— START Data section —

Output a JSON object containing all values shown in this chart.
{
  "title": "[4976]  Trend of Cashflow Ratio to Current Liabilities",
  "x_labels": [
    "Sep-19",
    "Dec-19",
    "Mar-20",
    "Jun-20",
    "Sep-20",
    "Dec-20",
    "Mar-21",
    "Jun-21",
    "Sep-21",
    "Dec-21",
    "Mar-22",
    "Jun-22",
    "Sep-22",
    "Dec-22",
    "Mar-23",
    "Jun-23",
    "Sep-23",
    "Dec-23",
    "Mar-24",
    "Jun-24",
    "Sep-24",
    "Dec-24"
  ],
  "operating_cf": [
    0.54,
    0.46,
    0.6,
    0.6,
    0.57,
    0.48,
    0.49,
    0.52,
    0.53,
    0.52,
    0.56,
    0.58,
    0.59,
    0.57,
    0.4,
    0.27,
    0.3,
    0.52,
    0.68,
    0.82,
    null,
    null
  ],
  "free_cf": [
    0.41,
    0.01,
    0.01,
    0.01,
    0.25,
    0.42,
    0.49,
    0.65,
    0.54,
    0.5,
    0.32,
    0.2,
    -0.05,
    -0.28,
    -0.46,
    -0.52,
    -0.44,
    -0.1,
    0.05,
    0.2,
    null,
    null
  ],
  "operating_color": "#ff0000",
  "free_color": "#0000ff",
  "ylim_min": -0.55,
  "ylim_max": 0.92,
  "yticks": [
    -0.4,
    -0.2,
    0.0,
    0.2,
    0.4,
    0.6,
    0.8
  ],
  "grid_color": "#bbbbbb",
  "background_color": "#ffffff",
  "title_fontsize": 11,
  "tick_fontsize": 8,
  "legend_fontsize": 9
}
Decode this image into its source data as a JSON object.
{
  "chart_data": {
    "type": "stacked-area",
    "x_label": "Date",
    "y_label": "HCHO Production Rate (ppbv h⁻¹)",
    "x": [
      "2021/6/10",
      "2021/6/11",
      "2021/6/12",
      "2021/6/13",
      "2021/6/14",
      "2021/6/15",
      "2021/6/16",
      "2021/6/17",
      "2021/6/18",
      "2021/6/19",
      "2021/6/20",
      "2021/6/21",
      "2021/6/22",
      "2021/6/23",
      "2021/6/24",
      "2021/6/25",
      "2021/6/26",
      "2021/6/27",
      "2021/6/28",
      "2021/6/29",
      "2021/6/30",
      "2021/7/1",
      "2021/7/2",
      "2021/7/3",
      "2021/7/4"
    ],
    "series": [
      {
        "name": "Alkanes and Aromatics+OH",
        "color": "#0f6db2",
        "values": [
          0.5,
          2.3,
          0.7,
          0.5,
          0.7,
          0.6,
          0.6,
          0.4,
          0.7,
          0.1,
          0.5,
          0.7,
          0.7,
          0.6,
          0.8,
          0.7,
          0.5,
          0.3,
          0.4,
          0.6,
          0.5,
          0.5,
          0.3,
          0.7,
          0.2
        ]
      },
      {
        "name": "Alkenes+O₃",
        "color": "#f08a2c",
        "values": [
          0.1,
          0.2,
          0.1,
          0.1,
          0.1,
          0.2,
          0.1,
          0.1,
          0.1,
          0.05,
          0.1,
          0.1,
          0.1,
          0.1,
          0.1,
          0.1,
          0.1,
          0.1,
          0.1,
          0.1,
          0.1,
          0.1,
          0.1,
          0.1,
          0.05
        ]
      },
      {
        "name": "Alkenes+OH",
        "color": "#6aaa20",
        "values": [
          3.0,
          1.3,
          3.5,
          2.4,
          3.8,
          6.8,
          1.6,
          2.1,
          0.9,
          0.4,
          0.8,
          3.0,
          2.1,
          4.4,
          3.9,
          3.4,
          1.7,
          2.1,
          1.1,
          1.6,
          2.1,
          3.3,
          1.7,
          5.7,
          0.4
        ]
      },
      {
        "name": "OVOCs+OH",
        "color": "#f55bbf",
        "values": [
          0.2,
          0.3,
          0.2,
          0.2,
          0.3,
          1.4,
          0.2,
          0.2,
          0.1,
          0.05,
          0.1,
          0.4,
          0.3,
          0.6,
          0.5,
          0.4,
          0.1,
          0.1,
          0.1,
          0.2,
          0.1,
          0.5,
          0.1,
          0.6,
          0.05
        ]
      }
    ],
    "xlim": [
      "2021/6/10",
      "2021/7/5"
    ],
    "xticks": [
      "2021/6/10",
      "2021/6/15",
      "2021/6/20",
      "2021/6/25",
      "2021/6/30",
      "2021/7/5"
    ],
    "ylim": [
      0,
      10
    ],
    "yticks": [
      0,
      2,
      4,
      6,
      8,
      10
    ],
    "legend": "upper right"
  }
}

— END Data section —

### What this task involves:
Set down every line of the listing above again, exactly as given.

### Response:
Output a JSON object containing all values shown in this chart.
{
  "title": "[4976]  Trend of Cashflow Ratio to Current Liabilities",
  "x_labels": [
    "Sep-19",
    "Dec-19",
    "Mar-20",
    "Jun-20",
    "Sep-20",
    "Dec-20",
    "Mar-21",
    "Jun-21",
    "Sep-21",
    "Dec-21",
    "Mar-22",
    "Jun-22",
    "Sep-22",
    "Dec-22",
    "Mar-23",
    "Jun-23",
    "Sep-23",
    "Dec-23",
    "Mar-24",
    "Jun-24",
    "Sep-24",
    "Dec-24"
  ],
  "operating_cf": [
    0.54,
    0.46,
    0.6,
    0.6,
    0.57,
    0.48,
    0.49,
    0.52,
    0.53,
    0.52,
    0.56,
    0.58,
    0.59,
    0.57,
    0.4,
    0.27,
    0.3,
    0.52,
    0.68,
    0.82,
    null,
    null
  ],
  "free_cf": [
    0.41,
    0.01,
    0.01,
    0.01,
    0.25,
    0.42,
    0.49,
    0.65,
    0.54,
    0.5,
    0.32,
    0.2,
    -0.05,
    -0.28,
    -0.46,
    -0.52,
    -0.44,
    -0.1,
    0.05,
    0.2,
    null,
    null
  ],
  "operating_color": "#ff0000",
  "free_color": "#0000ff",
  "ylim_min": -0.55,
  "ylim_max": 0.92,
  "yticks": [
    -0.4,
    -0.2,
    0.0,
    0.2,
    0.4,
    0.6,
    0.8
  ],
  "grid_color": "#bbbbbb",
  "background_color": "#ffffff",
  "title_fontsize": 11,
  "tick_fontsize": 8,
  "legend_fontsize": 9
}
Decode this image into its source data as a JSON object.
{
  "chart_data": {
    "type": "stacked-area",
    "x_label": "Date",
    "y_label": "HCHO Production Rate (ppbv h⁻¹)",
    "x": [
      "2021/6/10",
      "2021/6/11",
      "2021/6/12",
      "2021/6/13",
      "2021/6/14",
      "2021/6/15",
      "2021/6/16",
      "2021/6/17",
      "2021/6/18",
      "2021/6/19",
      "2021/6/20",
      "2021/6/21",
      "2021/6/22",
      "2021/6/23",
      "2021/6/24",
      "2021/6/25",
      "2021/6/26",
      "2021/6/27",
      "2021/6/28",
      "2021/6/29",
      "2021/6/30",
      "2021/7/1",
      "2021/7/2",
      "2021/7/3",
      "2021/7/4"
    ],
    "series": [
      {
        "name": "Alkanes and Aromatics+OH",
        "color": "#0f6db2",
        "values": [
          0.5,
          2.3,
          0.7,
          0.5,
          0.7,
          0.6,
          0.6,
          0.4,
          0.7,
          0.1,
          0.5,
          0.7,
          0.7,
          0.6,
          0.8,
          0.7,
          0.5,
          0.3,
          0.4,
          0.6,
          0.5,
          0.5,
          0.3,
          0.7,
          0.2
        ]
      },
      {
        "name": "Alkenes+O₃",
        "color": "#f08a2c",
        "values": [
          0.1,
          0.2,
          0.1,
          0.1,
          0.1,
          0.2,
          0.1,
          0.1,
          0.1,
          0.05,
          0.1,
          0.1,
          0.1,
          0.1,
          0.1,
          0.1,
          0.1,
          0.1,
          0.1,
          0.1,
          0.1,
          0.1,
          0.1,
          0.1,
          0.05
        ]
      },
      {
        "name": "Alkenes+OH",
        "color": "#6aaa20",
        "values": [
          3.0,
          1.3,
          3.5,
          2.4,
          3.8,
          6.8,
          1.6,
          2.1,
          0.9,
          0.4,
          0.8,
          3.0,
          2.1,
          4.4,
          3.9,
          3.4,
          1.7,
          2.1,
          1.1,
          1.6,
          2.1,
          3.3,
          1.7,
          5.7,
          0.4
        ]
      },
      {
        "name": "OVOCs+OH",
        "color": "#f55bbf",
        "values": [
          0.2,
          0.3,
          0.2,
          0.2,
          0.3,
          1.4,
          0.2,
          0.2,
          0.1,
          0.05,
          0.1,
          0.4,
          0.3,
          0.6,
          0.5,
          0.4,
          0.1,
          0.1,
          0.1,
          0.2,
          0.1,
          0.5,
          0.1,
          0.6,
          0.05
        ]
      }
    ],
    "xlim": [
      "2021/6/10",
      "2021/7/5"
    ],
    "xticks": [
      "2021/6/10",
      "2021/6/15",
      "2021/6/20",
      "2021/6/25",
      "2021/6/30",
      "2021/7/5"
    ],
    "ylim": [
      0,
      10
    ],
    "yticks": [
      0,
      2,
      4,
      6,
      8,
      10
    ],
    "legend": "upper right"
  }
}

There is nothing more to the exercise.